- Stated exercise
Among the entries that follow, tally the lines with the string "icon". Give no more than the number.

- Supplied data

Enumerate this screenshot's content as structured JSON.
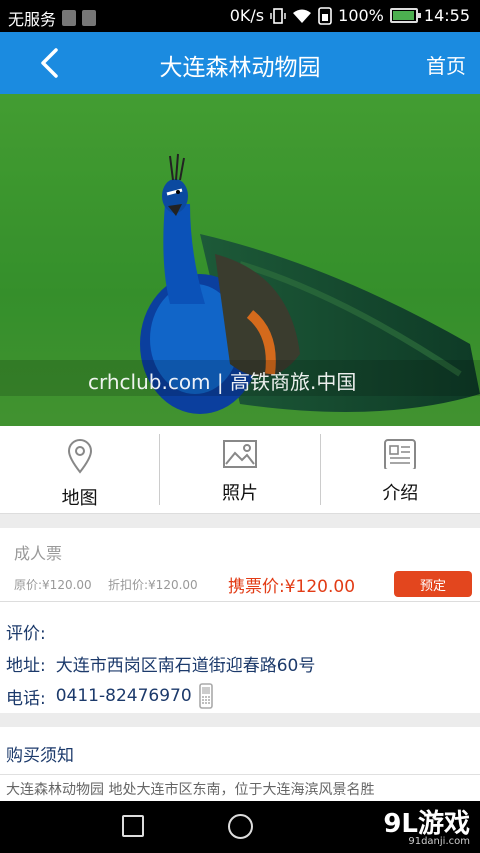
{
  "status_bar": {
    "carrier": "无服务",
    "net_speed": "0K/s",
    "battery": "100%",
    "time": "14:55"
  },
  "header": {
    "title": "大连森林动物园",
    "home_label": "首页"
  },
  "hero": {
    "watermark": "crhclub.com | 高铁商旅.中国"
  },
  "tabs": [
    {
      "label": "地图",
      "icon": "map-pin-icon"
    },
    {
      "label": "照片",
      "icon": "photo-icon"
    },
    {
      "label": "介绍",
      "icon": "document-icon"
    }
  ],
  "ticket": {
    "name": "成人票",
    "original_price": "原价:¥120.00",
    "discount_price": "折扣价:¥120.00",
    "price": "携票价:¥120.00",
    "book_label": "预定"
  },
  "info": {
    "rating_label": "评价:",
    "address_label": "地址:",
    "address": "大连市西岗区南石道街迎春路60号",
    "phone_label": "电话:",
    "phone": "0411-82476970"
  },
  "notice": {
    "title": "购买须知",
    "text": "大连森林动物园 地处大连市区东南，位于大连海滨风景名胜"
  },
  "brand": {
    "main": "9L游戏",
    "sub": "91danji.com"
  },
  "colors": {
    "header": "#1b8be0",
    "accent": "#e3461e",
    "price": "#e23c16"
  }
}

- Answer to the task
3